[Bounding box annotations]

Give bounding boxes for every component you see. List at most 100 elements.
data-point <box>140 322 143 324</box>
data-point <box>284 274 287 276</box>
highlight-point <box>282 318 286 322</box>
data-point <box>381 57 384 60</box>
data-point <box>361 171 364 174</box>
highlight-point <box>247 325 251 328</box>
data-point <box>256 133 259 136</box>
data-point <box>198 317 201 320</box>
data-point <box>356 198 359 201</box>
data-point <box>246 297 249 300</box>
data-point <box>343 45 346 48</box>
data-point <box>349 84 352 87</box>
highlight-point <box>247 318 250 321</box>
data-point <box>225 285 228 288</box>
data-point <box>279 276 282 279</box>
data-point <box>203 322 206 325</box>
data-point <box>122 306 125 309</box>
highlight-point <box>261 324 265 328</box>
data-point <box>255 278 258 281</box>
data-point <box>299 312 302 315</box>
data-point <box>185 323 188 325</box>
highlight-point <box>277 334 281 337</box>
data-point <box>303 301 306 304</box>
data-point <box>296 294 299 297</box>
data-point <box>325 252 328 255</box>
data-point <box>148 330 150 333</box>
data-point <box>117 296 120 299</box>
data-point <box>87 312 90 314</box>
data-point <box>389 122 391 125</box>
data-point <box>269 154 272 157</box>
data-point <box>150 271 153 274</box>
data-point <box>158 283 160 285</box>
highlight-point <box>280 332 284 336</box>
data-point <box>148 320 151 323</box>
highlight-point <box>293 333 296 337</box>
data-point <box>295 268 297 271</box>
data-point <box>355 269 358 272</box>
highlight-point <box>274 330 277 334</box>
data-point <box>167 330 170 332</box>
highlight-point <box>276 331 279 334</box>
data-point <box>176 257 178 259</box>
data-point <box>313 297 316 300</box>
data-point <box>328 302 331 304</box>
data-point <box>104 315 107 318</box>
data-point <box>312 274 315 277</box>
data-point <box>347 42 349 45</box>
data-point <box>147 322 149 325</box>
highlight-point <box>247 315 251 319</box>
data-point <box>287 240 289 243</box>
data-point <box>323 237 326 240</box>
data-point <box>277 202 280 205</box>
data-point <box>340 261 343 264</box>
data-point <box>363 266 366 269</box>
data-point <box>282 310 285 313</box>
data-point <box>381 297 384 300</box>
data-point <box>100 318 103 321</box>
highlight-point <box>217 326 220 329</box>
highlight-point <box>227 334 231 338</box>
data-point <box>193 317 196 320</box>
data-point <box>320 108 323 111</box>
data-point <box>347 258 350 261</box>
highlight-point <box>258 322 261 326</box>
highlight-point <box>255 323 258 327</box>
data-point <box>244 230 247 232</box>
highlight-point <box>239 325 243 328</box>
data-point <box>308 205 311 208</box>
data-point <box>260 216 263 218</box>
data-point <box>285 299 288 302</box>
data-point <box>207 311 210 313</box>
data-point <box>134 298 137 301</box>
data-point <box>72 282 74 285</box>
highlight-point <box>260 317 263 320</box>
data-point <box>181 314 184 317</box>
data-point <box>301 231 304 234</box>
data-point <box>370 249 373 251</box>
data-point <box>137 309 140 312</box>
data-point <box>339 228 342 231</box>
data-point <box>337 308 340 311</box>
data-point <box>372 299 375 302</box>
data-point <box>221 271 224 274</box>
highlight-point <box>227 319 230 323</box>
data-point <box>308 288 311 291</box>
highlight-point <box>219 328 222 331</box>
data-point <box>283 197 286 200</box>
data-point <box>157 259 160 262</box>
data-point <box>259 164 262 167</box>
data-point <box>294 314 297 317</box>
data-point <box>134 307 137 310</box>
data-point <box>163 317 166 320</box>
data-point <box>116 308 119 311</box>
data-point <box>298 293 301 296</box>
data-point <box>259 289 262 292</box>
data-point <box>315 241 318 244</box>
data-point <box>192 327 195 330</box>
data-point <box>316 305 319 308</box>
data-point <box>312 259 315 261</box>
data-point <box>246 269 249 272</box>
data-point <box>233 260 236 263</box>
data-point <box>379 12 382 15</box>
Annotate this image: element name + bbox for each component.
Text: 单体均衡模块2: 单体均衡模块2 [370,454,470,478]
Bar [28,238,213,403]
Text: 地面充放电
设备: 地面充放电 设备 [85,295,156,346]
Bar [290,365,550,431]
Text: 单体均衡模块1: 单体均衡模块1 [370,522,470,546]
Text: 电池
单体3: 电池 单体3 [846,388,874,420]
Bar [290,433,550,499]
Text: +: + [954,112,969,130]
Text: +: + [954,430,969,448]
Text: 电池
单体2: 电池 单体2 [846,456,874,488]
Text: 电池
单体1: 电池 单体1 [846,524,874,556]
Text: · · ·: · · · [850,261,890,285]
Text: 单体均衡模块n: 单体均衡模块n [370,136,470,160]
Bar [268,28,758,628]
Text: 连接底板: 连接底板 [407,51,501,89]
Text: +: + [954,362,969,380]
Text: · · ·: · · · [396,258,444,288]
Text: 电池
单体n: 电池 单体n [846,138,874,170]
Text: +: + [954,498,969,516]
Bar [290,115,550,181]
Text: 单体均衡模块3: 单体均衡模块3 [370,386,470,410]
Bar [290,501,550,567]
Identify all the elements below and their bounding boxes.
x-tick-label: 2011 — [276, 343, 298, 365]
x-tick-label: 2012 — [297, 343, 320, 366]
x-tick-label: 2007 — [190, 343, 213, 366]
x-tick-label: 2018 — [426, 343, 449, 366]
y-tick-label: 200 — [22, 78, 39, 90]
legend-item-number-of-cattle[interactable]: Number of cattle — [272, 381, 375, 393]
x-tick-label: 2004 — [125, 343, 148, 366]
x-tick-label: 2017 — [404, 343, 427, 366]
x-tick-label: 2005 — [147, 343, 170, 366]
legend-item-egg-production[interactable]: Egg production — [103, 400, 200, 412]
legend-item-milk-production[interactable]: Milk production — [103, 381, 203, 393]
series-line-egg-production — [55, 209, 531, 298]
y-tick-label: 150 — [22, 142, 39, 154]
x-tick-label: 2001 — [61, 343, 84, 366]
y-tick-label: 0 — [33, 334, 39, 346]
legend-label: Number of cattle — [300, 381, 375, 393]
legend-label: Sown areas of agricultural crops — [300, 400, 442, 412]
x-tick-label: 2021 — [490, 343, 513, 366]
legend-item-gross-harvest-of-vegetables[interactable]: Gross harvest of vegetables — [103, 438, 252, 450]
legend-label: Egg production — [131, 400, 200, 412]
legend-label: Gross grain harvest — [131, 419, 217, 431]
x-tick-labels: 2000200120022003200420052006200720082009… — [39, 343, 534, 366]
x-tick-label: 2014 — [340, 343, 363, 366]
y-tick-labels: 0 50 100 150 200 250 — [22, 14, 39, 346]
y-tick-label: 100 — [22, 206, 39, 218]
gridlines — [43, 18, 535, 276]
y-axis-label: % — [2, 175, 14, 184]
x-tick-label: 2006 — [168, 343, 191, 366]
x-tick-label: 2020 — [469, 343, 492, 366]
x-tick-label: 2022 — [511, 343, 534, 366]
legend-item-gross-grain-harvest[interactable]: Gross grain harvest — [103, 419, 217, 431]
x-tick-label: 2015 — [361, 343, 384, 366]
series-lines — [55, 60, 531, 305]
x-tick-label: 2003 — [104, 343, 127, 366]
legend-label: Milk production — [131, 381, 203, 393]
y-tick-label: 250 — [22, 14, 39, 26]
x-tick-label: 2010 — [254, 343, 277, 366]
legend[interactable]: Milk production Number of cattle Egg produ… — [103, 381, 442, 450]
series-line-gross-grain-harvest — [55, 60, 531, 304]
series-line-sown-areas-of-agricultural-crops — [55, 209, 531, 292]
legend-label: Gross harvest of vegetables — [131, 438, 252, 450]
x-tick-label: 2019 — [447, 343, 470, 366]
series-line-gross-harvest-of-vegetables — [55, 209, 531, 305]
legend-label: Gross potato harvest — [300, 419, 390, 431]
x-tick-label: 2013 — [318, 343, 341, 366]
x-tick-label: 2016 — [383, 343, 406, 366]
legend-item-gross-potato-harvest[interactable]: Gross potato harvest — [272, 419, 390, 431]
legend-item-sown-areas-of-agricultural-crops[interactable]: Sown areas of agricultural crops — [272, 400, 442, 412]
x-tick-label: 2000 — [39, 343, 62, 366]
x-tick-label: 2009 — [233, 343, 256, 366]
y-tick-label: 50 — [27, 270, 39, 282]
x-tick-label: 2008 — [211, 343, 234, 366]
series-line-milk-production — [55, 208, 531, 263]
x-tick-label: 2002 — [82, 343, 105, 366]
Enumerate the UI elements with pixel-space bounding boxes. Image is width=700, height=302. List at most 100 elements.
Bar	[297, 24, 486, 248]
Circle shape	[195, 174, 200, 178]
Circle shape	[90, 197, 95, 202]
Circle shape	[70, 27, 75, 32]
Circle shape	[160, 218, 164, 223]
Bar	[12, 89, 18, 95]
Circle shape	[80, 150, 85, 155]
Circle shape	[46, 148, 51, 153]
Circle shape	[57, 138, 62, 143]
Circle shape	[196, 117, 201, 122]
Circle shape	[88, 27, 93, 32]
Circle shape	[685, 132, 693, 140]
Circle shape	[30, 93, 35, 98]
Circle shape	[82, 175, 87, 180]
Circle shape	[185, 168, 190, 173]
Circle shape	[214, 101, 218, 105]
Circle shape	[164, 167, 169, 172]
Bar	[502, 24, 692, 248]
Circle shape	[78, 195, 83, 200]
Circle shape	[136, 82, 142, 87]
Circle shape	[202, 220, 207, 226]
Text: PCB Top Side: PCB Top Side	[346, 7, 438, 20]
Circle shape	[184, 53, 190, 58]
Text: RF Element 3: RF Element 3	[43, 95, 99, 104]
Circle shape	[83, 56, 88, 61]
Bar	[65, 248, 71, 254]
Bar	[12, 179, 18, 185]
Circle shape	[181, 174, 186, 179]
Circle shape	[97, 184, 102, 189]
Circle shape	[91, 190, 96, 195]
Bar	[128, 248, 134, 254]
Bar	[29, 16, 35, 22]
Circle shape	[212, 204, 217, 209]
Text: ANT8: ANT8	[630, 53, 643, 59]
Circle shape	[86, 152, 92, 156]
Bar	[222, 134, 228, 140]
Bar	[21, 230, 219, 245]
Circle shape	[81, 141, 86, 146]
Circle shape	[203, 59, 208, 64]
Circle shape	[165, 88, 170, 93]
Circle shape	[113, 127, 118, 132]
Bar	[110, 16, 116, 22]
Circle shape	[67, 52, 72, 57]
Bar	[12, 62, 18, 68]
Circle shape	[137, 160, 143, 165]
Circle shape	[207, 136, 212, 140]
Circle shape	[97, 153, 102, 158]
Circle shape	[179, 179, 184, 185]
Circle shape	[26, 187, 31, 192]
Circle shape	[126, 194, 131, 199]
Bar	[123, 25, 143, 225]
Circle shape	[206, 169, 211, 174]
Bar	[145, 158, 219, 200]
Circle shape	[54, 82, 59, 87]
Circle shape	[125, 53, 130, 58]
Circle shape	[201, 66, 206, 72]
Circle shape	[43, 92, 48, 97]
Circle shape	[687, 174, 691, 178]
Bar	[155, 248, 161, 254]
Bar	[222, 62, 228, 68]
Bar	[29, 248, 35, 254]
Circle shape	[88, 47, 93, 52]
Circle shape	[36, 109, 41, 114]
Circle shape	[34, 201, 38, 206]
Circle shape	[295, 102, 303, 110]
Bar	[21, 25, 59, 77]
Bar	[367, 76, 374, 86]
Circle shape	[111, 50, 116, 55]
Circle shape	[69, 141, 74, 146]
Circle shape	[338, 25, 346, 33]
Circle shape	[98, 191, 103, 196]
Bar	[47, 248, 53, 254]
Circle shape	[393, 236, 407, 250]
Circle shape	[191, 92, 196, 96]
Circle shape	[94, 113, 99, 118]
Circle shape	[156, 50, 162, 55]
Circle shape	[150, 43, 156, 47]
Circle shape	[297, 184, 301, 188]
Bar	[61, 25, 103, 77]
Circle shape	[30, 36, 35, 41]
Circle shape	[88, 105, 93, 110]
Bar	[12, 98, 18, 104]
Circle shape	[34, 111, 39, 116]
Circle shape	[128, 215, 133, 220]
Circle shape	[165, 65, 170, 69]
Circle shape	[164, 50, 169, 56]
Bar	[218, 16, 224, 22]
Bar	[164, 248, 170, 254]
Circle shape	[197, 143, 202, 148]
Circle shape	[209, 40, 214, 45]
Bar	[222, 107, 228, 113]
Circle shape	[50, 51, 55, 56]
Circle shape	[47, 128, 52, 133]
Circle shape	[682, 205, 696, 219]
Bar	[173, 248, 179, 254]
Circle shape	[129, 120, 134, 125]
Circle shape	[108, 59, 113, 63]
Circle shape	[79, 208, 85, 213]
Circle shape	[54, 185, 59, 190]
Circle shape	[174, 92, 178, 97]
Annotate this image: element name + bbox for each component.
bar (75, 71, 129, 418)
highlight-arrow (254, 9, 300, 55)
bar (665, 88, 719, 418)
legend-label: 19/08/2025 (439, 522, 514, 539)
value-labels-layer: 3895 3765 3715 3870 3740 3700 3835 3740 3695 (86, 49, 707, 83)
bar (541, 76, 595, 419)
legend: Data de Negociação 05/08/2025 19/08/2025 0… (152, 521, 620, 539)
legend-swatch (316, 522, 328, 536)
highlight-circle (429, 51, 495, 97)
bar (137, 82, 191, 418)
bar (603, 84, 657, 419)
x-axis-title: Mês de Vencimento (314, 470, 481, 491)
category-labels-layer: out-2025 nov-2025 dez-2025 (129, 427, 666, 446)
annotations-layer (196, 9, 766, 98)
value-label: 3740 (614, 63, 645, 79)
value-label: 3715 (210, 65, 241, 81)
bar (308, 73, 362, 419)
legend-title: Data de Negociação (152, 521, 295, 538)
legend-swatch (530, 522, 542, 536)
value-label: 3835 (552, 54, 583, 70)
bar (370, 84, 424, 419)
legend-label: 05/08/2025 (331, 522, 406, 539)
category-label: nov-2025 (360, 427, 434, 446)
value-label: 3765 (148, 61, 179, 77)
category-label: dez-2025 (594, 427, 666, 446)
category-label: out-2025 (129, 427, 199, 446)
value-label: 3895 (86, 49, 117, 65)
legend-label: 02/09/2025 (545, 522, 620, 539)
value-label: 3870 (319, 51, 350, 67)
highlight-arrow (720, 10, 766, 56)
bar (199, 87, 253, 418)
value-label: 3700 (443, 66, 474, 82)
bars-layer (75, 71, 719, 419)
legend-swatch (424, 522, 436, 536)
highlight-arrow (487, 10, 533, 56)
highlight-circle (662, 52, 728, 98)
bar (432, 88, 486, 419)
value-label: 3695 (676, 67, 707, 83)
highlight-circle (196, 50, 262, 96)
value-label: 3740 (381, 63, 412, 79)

● Exercise
Change each "highlight-point" to "marker-point" in the records from their first line through the line containing "data-point <box>203 322 206 325</box>", leaving everything else unchanged.

● Solution
Give bounding boxes for every component you see. List at most 100 elements.
data-point <box>140 322 143 324</box>
data-point <box>284 274 287 276</box>
marker-point <box>282 318 286 322</box>
data-point <box>381 57 384 60</box>
data-point <box>361 171 364 174</box>
marker-point <box>247 325 251 328</box>
data-point <box>256 133 259 136</box>
data-point <box>198 317 201 320</box>
data-point <box>356 198 359 201</box>
data-point <box>246 297 249 300</box>
data-point <box>343 45 346 48</box>
data-point <box>349 84 352 87</box>
marker-point <box>247 318 250 321</box>
data-point <box>225 285 228 288</box>
data-point <box>279 276 282 279</box>
data-point <box>203 322 206 325</box>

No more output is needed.